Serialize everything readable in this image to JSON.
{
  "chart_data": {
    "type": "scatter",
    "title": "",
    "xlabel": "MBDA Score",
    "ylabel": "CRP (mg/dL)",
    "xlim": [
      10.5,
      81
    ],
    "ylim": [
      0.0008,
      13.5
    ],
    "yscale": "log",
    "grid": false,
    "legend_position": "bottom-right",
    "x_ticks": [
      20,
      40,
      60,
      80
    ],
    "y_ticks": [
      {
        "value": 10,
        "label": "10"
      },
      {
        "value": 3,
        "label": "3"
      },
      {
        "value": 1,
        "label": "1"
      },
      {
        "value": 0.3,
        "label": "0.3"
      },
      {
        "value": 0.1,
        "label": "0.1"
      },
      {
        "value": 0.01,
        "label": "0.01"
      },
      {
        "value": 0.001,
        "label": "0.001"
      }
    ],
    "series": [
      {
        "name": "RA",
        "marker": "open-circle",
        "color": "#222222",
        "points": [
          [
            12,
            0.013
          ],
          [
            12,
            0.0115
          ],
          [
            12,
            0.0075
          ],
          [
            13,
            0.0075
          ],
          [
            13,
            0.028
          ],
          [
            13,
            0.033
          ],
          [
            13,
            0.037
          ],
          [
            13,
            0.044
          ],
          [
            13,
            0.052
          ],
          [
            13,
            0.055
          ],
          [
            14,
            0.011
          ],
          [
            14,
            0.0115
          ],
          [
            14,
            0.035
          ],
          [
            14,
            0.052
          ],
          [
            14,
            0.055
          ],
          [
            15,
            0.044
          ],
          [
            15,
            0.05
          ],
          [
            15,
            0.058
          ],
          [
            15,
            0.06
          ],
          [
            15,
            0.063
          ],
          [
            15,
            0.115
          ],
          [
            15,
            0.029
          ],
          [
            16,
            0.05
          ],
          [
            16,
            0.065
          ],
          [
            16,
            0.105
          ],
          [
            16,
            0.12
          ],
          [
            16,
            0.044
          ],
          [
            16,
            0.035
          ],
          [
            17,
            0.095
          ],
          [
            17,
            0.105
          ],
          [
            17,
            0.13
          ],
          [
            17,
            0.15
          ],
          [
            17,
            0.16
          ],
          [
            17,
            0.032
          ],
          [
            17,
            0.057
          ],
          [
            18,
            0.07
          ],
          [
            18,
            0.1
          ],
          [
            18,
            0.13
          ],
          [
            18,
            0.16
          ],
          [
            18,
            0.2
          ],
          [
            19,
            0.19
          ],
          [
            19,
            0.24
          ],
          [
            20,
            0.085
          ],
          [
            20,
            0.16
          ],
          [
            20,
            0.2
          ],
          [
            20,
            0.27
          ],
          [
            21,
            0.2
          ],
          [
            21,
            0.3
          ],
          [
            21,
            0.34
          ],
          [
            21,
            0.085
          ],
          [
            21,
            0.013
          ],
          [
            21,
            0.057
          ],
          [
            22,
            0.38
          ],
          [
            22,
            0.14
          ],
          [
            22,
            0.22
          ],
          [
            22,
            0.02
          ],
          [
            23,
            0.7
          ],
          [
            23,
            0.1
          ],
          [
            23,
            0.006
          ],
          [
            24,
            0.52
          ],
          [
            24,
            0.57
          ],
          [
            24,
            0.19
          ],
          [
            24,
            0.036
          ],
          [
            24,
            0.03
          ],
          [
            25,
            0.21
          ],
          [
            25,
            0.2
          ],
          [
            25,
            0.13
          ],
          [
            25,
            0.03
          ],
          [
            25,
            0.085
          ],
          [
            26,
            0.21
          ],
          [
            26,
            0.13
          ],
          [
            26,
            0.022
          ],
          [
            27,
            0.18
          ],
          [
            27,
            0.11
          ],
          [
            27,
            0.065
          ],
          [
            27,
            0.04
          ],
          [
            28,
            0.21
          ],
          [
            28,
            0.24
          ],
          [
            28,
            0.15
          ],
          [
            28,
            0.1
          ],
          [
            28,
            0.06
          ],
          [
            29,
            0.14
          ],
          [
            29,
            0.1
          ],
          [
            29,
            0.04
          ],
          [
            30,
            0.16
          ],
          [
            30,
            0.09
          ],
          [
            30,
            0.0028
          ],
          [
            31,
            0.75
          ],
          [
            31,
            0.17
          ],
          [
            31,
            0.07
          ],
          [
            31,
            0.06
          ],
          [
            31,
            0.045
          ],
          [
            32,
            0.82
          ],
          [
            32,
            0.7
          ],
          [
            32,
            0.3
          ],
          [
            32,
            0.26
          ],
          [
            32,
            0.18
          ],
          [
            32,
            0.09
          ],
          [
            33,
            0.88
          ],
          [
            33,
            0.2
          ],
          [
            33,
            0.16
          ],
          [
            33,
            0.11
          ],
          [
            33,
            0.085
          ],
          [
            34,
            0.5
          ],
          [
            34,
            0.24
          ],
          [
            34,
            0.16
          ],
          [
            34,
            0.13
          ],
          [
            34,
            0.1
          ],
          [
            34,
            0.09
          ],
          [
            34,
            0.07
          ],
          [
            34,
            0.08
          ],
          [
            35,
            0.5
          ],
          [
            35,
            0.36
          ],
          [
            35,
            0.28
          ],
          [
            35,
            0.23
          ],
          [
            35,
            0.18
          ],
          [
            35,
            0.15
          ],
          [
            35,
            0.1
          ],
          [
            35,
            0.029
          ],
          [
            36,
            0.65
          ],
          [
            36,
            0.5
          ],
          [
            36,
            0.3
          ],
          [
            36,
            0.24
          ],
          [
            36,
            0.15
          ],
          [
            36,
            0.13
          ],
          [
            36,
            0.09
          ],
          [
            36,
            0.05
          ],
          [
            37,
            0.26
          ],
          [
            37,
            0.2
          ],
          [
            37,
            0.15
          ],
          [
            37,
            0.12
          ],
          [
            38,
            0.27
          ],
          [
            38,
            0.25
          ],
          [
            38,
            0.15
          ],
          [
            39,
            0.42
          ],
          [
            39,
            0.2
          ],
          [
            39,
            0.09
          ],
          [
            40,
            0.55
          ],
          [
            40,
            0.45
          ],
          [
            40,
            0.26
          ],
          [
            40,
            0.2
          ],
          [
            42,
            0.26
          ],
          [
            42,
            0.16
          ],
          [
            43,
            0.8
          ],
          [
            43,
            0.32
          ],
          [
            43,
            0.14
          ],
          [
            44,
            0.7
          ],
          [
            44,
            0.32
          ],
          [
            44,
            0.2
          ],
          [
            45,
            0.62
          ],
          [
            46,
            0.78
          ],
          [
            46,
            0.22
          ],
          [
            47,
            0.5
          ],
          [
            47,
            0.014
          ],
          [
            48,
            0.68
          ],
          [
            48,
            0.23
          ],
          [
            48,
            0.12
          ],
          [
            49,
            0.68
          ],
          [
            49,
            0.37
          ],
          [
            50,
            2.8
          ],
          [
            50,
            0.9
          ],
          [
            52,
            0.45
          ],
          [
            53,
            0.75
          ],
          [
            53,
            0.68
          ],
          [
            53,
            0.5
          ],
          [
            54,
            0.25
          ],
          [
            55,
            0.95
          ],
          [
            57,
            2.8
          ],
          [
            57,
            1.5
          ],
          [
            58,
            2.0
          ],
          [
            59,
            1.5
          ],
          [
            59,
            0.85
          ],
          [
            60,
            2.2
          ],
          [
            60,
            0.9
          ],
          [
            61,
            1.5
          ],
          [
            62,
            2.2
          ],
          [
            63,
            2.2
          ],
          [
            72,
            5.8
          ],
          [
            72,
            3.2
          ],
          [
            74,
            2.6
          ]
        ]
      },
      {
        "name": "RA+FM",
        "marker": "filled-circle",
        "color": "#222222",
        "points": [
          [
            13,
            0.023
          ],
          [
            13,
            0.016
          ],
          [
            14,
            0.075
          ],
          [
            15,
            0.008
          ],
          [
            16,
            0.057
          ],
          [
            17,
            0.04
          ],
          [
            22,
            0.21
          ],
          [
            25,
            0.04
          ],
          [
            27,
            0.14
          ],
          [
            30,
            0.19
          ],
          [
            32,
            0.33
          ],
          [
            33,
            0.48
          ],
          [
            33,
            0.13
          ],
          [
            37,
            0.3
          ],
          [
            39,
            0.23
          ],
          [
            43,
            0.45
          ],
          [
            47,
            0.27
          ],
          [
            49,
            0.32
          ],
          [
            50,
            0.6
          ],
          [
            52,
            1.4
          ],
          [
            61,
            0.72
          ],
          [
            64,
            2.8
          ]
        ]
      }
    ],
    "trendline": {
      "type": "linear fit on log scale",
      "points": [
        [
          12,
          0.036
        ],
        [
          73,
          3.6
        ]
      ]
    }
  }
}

YOUR OBJECTIVE =
Pick out and copy the lines of the entries that hold the string "marker".

EXERCISE SOLUTION =
        "marker": "open-circle",
        "marker": "filled-circle",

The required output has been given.